• WHAT THIS TASK INVOLVES
The records should be repeated word for word, pictures excluded.

• DATA EXCERPTS
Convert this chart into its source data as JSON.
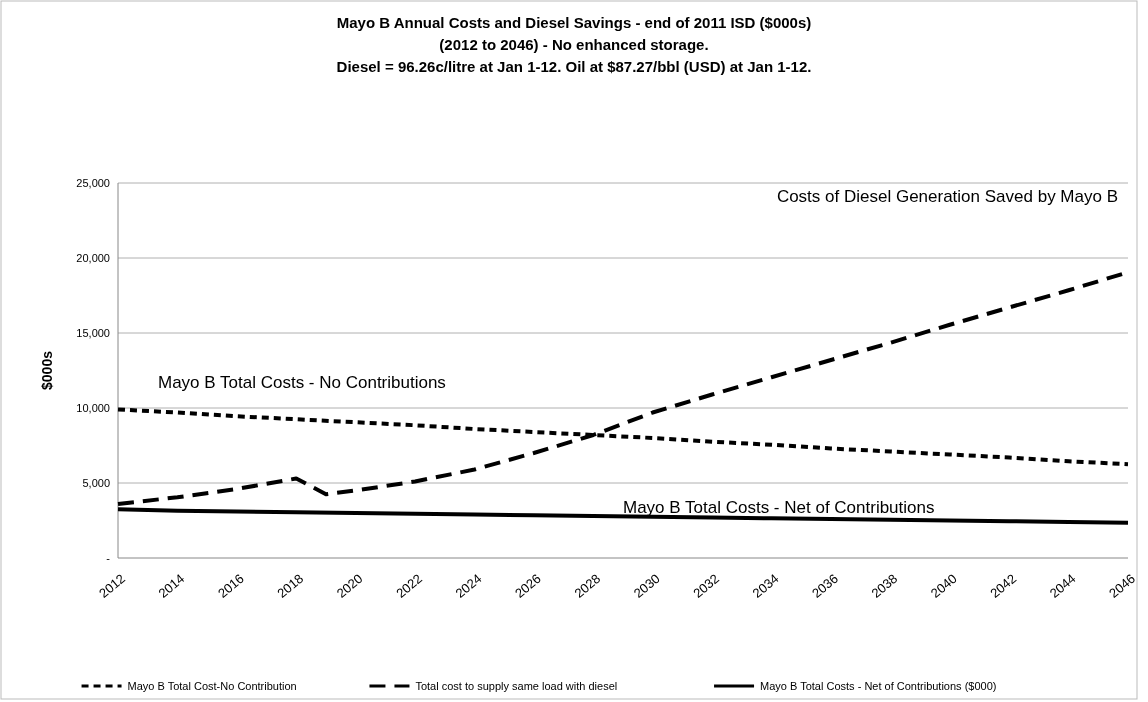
{
  "chart_data": {
    "type": "line",
    "title": "Mayo B Annual Costs and Diesel Savings - end of 2011 ISD ($000s)\n(2012 to 2046) - No enhanced storage.\nDiesel = 96.26c/litre at Jan 1-12. Oil at  $87.27/bbl (USD) at Jan 1-12.",
    "ylabel": "$000s",
    "xlim": [
      2012,
      2046
    ],
    "xticks": [
      2012,
      2014,
      2016,
      2018,
      2020,
      2022,
      2024,
      2026,
      2028,
      2030,
      2032,
      2034,
      2036,
      2038,
      2040,
      2042,
      2044,
      2046
    ],
    "ylim": [
      0,
      25000
    ],
    "yticks": [
      {
        "value": 0,
        "label": "-"
      },
      {
        "value": 5000,
        "label": "5,000"
      },
      {
        "value": 10000,
        "label": "10,000"
      },
      {
        "value": 15000,
        "label": "15,000"
      },
      {
        "value": 20000,
        "label": "20,000"
      },
      {
        "value": 25000,
        "label": "25,000"
      }
    ],
    "grid": "y",
    "legend": "bottom",
    "marker": "none",
    "series": [
      {
        "name": "Mayo B Total Cost-No Contribution",
        "color": "#000000",
        "line_style": "dotted",
        "x": [
          2012,
          2014,
          2016,
          2018,
          2020,
          2022,
          2024,
          2026,
          2028,
          2030,
          2032,
          2034,
          2036,
          2038,
          2040,
          2042,
          2044,
          2046
        ],
        "values": [
          9900,
          9700,
          9450,
          9250,
          9050,
          8850,
          8600,
          8400,
          8200,
          8000,
          7750,
          7550,
          7300,
          7100,
          6900,
          6700,
          6450,
          6250
        ]
      },
      {
        "name": "Total cost to supply same load with diesel",
        "color": "#000000",
        "line_style": "dashed",
        "x": [
          2012,
          2014,
          2016,
          2018,
          2019,
          2020,
          2022,
          2024,
          2026,
          2028,
          2030,
          2032,
          2034,
          2036,
          2038,
          2040,
          2042,
          2044,
          2046
        ],
        "values": [
          3600,
          4050,
          4600,
          5300,
          4250,
          4500,
          5100,
          5900,
          7000,
          8200,
          9700,
          10900,
          12050,
          13200,
          14350,
          15550,
          16700,
          17850,
          19050
        ]
      },
      {
        "name": "Mayo B Total Costs - Net of Contributions ($000)",
        "color": "#000000",
        "line_style": "solid",
        "x": [
          2012,
          2014,
          2016,
          2018,
          2020,
          2022,
          2024,
          2026,
          2028,
          2030,
          2032,
          2034,
          2036,
          2038,
          2040,
          2042,
          2044,
          2046
        ],
        "values": [
          3250,
          3150,
          3100,
          3050,
          3000,
          2950,
          2900,
          2850,
          2800,
          2750,
          2700,
          2650,
          2600,
          2550,
          2500,
          2450,
          2400,
          2350
        ]
      }
    ],
    "annotations": [
      "Costs of Diesel Generation Saved by Mayo B",
      "Mayo B Total Costs - No Contributions",
      {
        "text": "Mayo B Total Costs - Net of Contributions",
        "x": 2029,
        "y": 3000
      }
    ]
  }
}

• RESULT
Convert this chart into its source data as JSON.
{
  "chart_data": {
    "type": "line",
    "title": "Mayo B Annual Costs and Diesel Savings - end of 2011 ISD ($000s)\n(2012 to 2046) - No enhanced storage.\nDiesel = 96.26c/litre at Jan 1-12. Oil at  $87.27/bbl (USD) at Jan 1-12.",
    "ylabel": "$000s",
    "xlim": [
      2012,
      2046
    ],
    "xticks": [
      2012,
      2014,
      2016,
      2018,
      2020,
      2022,
      2024,
      2026,
      2028,
      2030,
      2032,
      2034,
      2036,
      2038,
      2040,
      2042,
      2044,
      2046
    ],
    "ylim": [
      0,
      25000
    ],
    "yticks": [
      {
        "value": 0,
        "label": "-"
      },
      {
        "value": 5000,
        "label": "5,000"
      },
      {
        "value": 10000,
        "label": "10,000"
      },
      {
        "value": 15000,
        "label": "15,000"
      },
      {
        "value": 20000,
        "label": "20,000"
      },
      {
        "value": 25000,
        "label": "25,000"
      }
    ],
    "grid": "y",
    "legend": "bottom",
    "marker": "none",
    "series": [
      {
        "name": "Mayo B Total Cost-No Contribution",
        "color": "#000000",
        "line_style": "dotted",
        "x": [
          2012,
          2014,
          2016,
          2018,
          2020,
          2022,
          2024,
          2026,
          2028,
          2030,
          2032,
          2034,
          2036,
          2038,
          2040,
          2042,
          2044,
          2046
        ],
        "values": [
          9900,
          9700,
          9450,
          9250,
          9050,
          8850,
          8600,
          8400,
          8200,
          8000,
          7750,
          7550,
          7300,
          7100,
          6900,
          6700,
          6450,
          6250
        ]
      },
      {
        "name": "Total cost to supply same load with diesel",
        "color": "#000000",
        "line_style": "dashed",
        "x": [
          2012,
          2014,
          2016,
          2018,
          2019,
          2020,
          2022,
          2024,
          2026,
          2028,
          2030,
          2032,
          2034,
          2036,
          2038,
          2040,
          2042,
          2044,
          2046
        ],
        "values": [
          3600,
          4050,
          4600,
          5300,
          4250,
          4500,
          5100,
          5900,
          7000,
          8200,
          9700,
          10900,
          12050,
          13200,
          14350,
          15550,
          16700,
          17850,
          19050
        ]
      },
      {
        "name": "Mayo B Total Costs - Net of Contributions ($000)",
        "color": "#000000",
        "line_style": "solid",
        "x": [
          2012,
          2014,
          2016,
          2018,
          2020,
          2022,
          2024,
          2026,
          2028,
          2030,
          2032,
          2034,
          2036,
          2038,
          2040,
          2042,
          2044,
          2046
        ],
        "values": [
          3250,
          3150,
          3100,
          3050,
          3000,
          2950,
          2900,
          2850,
          2800,
          2750,
          2700,
          2650,
          2600,
          2550,
          2500,
          2450,
          2400,
          2350
        ]
      }
    ],
    "annotations": [
      "Costs of Diesel Generation Saved by Mayo B",
      "Mayo B Total Costs - No Contributions",
      {
        "text": "Mayo B Total Costs - Net of Contributions",
        "x": 2029,
        "y": 3000
      }
    ]
  }
}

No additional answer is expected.